# Requirements
Reproduce every record below exactly as written, leaving out any pictures.

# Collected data
(begin)
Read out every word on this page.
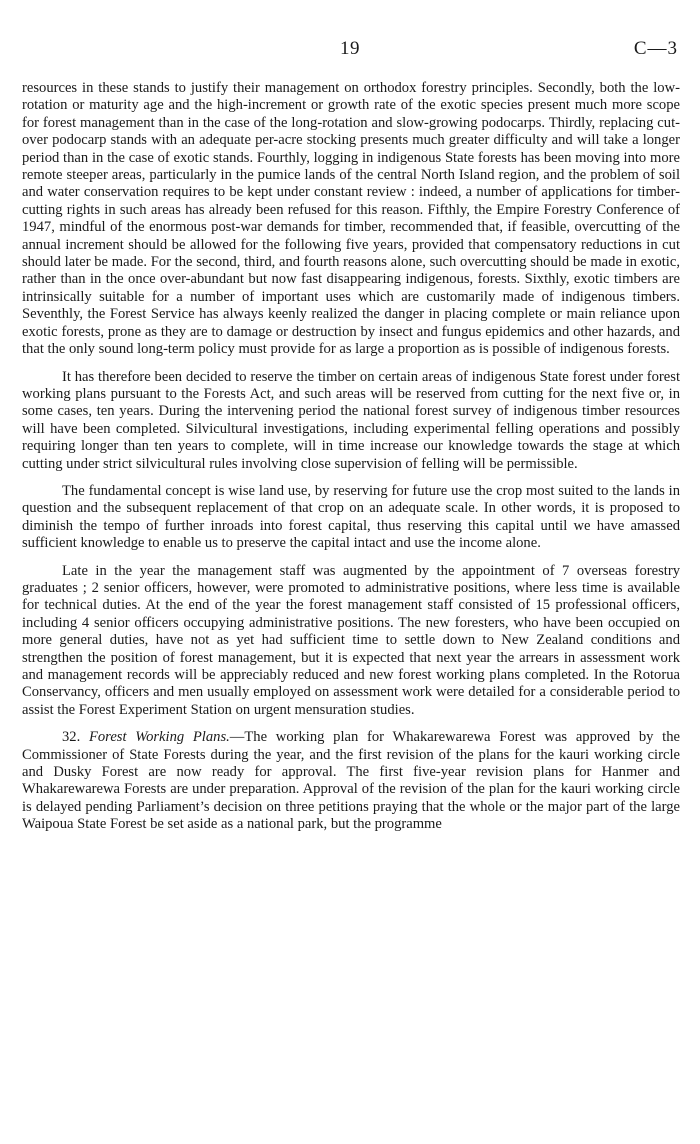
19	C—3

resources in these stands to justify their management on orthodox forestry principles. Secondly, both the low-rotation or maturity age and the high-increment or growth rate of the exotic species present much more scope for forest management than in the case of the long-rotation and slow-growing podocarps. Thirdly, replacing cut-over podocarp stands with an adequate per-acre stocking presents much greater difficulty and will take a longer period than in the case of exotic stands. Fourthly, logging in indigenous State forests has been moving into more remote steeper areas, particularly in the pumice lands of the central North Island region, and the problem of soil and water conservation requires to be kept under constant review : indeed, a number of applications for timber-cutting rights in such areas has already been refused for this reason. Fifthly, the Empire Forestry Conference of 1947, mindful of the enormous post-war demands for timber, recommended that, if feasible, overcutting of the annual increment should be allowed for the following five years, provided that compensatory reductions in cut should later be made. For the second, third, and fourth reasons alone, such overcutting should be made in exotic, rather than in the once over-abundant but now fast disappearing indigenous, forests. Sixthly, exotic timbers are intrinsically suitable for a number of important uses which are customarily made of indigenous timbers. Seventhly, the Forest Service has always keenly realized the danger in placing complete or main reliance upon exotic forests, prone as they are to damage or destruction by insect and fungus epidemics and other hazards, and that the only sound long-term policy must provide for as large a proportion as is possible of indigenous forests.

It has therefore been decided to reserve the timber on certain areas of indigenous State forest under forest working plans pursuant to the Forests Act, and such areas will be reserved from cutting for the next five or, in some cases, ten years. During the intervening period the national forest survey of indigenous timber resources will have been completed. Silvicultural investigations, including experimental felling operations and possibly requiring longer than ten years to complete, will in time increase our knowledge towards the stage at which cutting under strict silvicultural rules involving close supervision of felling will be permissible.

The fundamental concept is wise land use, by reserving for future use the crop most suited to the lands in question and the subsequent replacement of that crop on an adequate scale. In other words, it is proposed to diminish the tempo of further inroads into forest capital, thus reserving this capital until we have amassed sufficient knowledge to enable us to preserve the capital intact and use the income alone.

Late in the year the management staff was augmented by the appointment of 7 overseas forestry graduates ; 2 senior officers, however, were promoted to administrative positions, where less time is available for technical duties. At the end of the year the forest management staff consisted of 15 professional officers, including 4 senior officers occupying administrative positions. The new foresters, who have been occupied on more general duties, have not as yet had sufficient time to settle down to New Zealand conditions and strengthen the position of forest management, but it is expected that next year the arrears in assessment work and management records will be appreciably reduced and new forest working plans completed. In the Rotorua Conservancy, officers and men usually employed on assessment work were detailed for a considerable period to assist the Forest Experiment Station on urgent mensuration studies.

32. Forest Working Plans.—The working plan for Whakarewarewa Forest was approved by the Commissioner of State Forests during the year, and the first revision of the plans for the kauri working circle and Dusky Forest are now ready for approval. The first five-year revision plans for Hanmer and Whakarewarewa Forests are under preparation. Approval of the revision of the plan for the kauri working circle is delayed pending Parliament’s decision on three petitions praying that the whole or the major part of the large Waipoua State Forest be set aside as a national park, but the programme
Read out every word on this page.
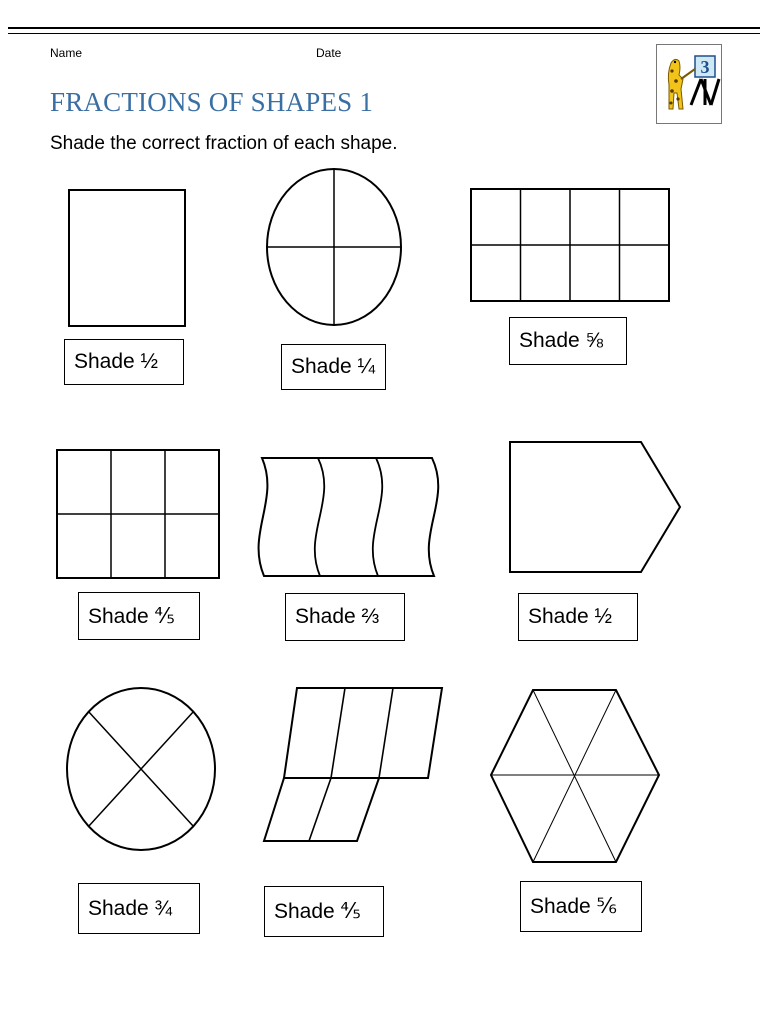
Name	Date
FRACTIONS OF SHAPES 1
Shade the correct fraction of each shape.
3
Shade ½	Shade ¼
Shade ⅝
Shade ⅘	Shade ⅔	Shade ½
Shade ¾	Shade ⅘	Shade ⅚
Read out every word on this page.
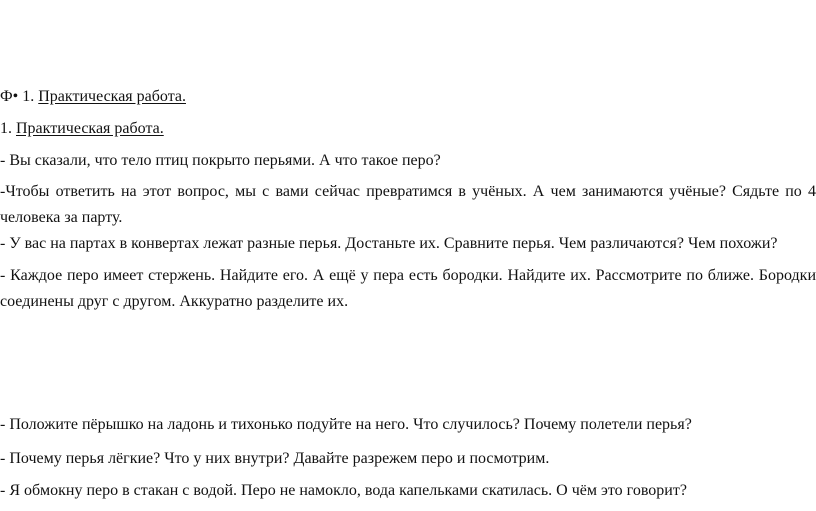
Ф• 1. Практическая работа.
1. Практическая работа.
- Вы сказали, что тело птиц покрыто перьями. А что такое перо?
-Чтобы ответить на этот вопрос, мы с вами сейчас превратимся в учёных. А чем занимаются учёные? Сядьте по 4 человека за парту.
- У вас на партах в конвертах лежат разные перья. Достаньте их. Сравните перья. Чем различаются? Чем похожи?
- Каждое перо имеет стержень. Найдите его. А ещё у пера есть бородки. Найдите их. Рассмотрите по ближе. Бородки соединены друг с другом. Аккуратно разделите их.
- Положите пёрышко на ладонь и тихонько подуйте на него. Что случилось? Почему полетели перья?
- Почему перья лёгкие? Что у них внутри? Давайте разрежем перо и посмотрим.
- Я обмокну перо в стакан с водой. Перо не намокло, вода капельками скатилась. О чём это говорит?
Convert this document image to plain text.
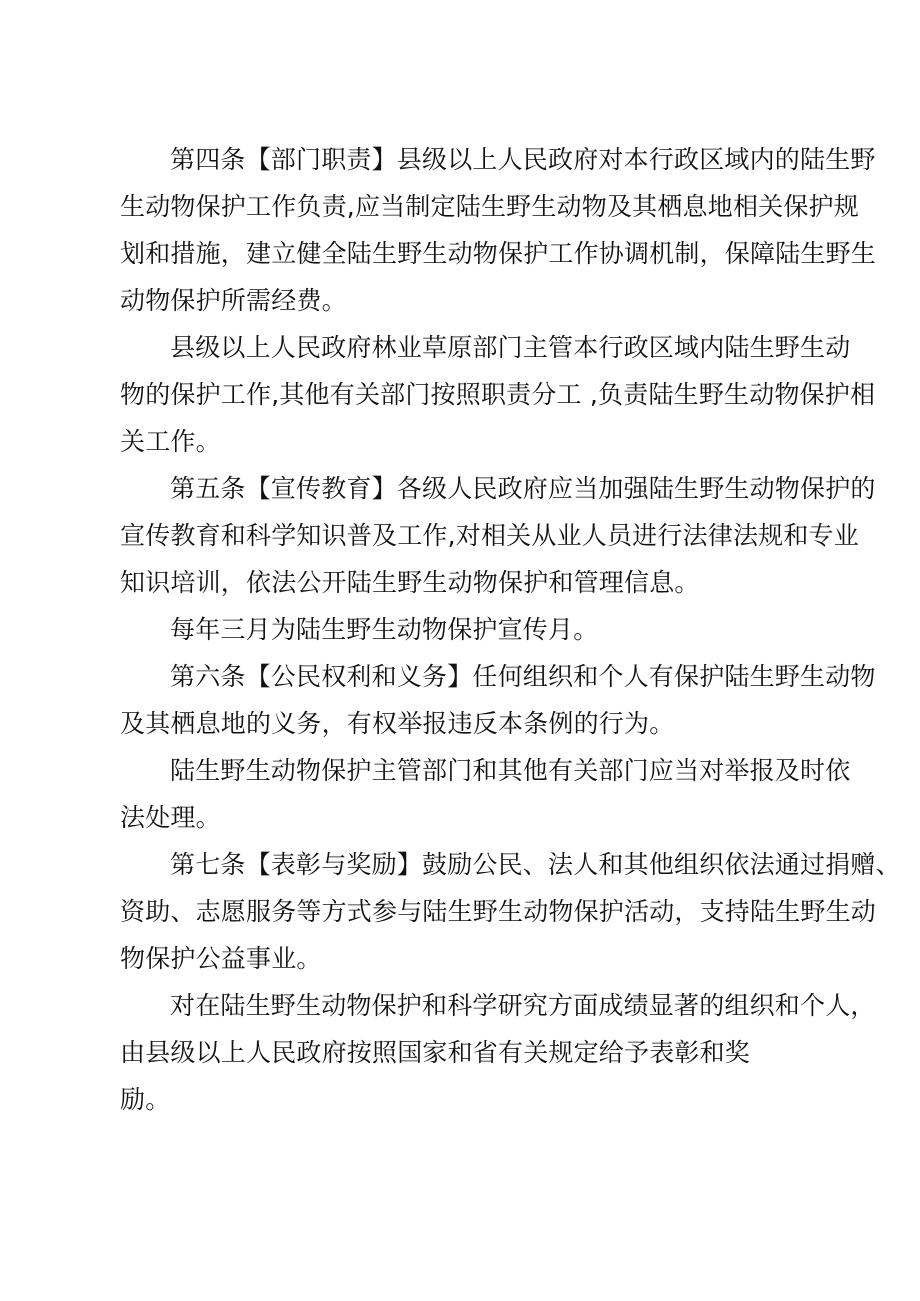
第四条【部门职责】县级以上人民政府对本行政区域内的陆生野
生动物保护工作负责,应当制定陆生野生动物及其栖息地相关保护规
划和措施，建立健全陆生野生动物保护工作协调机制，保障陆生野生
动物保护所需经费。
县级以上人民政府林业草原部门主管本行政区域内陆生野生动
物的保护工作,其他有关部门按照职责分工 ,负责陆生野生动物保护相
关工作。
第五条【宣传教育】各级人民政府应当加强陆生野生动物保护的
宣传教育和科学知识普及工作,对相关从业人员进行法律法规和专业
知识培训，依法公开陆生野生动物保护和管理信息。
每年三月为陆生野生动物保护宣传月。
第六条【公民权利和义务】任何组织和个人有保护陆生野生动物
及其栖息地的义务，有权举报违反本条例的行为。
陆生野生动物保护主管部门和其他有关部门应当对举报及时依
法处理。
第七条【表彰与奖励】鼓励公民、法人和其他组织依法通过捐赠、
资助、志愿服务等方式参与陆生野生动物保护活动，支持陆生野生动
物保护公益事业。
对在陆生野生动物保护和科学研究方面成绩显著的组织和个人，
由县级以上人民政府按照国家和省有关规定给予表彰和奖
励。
(end)
# The result
Read out every word on this page.
19	C—3

resources in these stands to justify their management on orthodox forestry principles. Secondly, both the low-rotation or maturity age and the high-increment or growth rate of the exotic species present much more scope for forest management than in the case of the long-rotation and slow-growing podocarps. Thirdly, replacing cut-over podocarp stands with an adequate per-acre stocking presents much greater difficulty and will take a longer period than in the case of exotic stands. Fourthly, logging in indigenous State forests has been moving into more remote steeper areas, particularly in the pumice lands of the central North Island region, and the problem of soil and water conservation requires to be kept under constant review : indeed, a number of applications for timber-cutting rights in such areas has already been refused for this reason. Fifthly, the Empire Forestry Conference of 1947, mindful of the enormous post-war demands for timber, recommended that, if feasible, overcutting of the annual increment should be allowed for the following five years, provided that compensatory reductions in cut should later be made. For the second, third, and fourth reasons alone, such overcutting should be made in exotic, rather than in the once over-abundant but now fast disappearing indigenous, forests. Sixthly, exotic timbers are intrinsically suitable for a number of important uses which are customarily made of indigenous timbers. Seventhly, the Forest Service has always keenly realized the danger in placing complete or main reliance upon exotic forests, prone as they are to damage or destruction by insect and fungus epidemics and other hazards, and that the only sound long-term policy must provide for as large a proportion as is possible of indigenous forests.

It has therefore been decided to reserve the timber on certain areas of indigenous State forest under forest working plans pursuant to the Forests Act, and such areas will be reserved from cutting for the next five or, in some cases, ten years. During the intervening period the national forest survey of indigenous timber resources will have been completed. Silvicultural investigations, including experimental felling operations and possibly requiring longer than ten years to complete, will in time increase our knowledge towards the stage at which cutting under strict silvicultural rules involving close supervision of felling will be permissible.

The fundamental concept is wise land use, by reserving for future use the crop most suited to the lands in question and the subsequent replacement of that crop on an adequate scale. In other words, it is proposed to diminish the tempo of further inroads into forest capital, thus reserving this capital until we have amassed sufficient knowledge to enable us to preserve the capital intact and use the income alone.

Late in the year the management staff was augmented by the appointment of 7 overseas forestry graduates ; 2 senior officers, however, were promoted to administrative positions, where less time is available for technical duties. At the end of the year the forest management staff consisted of 15 professional officers, including 4 senior officers occupying administrative positions. The new foresters, who have been occupied on more general duties, have not as yet had sufficient time to settle down to New Zealand conditions and strengthen the position of forest management, but it is expected that next year the arrears in assessment work and management records will be appreciably reduced and new forest working plans completed. In the Rotorua Conservancy, officers and men usually employed on assessment work were detailed for a considerable period to assist the Forest Experiment Station on urgent mensuration studies.

32. Forest Working Plans.—The working plan for Whakarewarewa Forest was approved by the Commissioner of State Forests during the year, and the first revision of the plans for the kauri working circle and Dusky Forest are now ready for approval. The first five-year revision plans for Hanmer and Whakarewarewa Forests are under preparation. Approval of the revision of the plan for the kauri working circle is delayed pending Parliament’s decision on three petitions praying that the whole or the major part of the large Waipoua State Forest be set aside as a national park, but the programme
Read out every word on this page.
Name	Date
FRACTIONS OF SHAPES 1
Shade the correct fraction of each shape.
3
Shade ½	Shade ¼
Shade ⅝
Shade ⅘	Shade ⅔	Shade ½
Shade ¾	Shade ⅘	Shade ⅚
Read out every word on this page.
Ф• 1. Практическая работа.
1. Практическая работа.
- Вы сказали, что тело птиц покрыто перьями. А что такое перо?
-Чтобы ответить на этот вопрос, мы с вами сейчас превратимся в учёных. А чем занимаются учёные? Сядьте по 4 человека за парту.
- У вас на партах в конвертах лежат разные перья. Достаньте их. Сравните перья. Чем различаются? Чем похожи?
- Каждое перо имеет стержень. Найдите его. А ещё у пера есть бородки. Найдите их. Рассмотрите по ближе. Бородки соединены друг с другом. Аккуратно разделите их.
- Положите пёрышко на ладонь и тихонько подуйте на него. Что случилось? Почему полетели перья?
- Почему перья лёгкие? Что у них внутри? Давайте разрежем перо и посмотрим.
- Я обмокну перо в стакан с водой. Перо не намокло, вода капельками скатилась. О чём это говорит?
Convert this document image to plain text.
第四条【部门职责】县级以上人民政府对本行政区域内的陆生野
生动物保护工作负责,应当制定陆生野生动物及其栖息地相关保护规
划和措施，建立健全陆生野生动物保护工作协调机制，保障陆生野生
动物保护所需经费。
县级以上人民政府林业草原部门主管本行政区域内陆生野生动
物的保护工作,其他有关部门按照职责分工 ,负责陆生野生动物保护相
关工作。
第五条【宣传教育】各级人民政府应当加强陆生野生动物保护的
宣传教育和科学知识普及工作,对相关从业人员进行法律法规和专业
知识培训，依法公开陆生野生动物保护和管理信息。
每年三月为陆生野生动物保护宣传月。
第六条【公民权利和义务】任何组织和个人有保护陆生野生动物
及其栖息地的义务，有权举报违反本条例的行为。
陆生野生动物保护主管部门和其他有关部门应当对举报及时依
法处理。
第七条【表彰与奖励】鼓励公民、法人和其他组织依法通过捐赠、
资助、志愿服务等方式参与陆生野生动物保护活动，支持陆生野生动
物保护公益事业。
对在陆生野生动物保护和科学研究方面成绩显著的组织和个人，
由县级以上人民政府按照国家和省有关规定给予表彰和奖
励。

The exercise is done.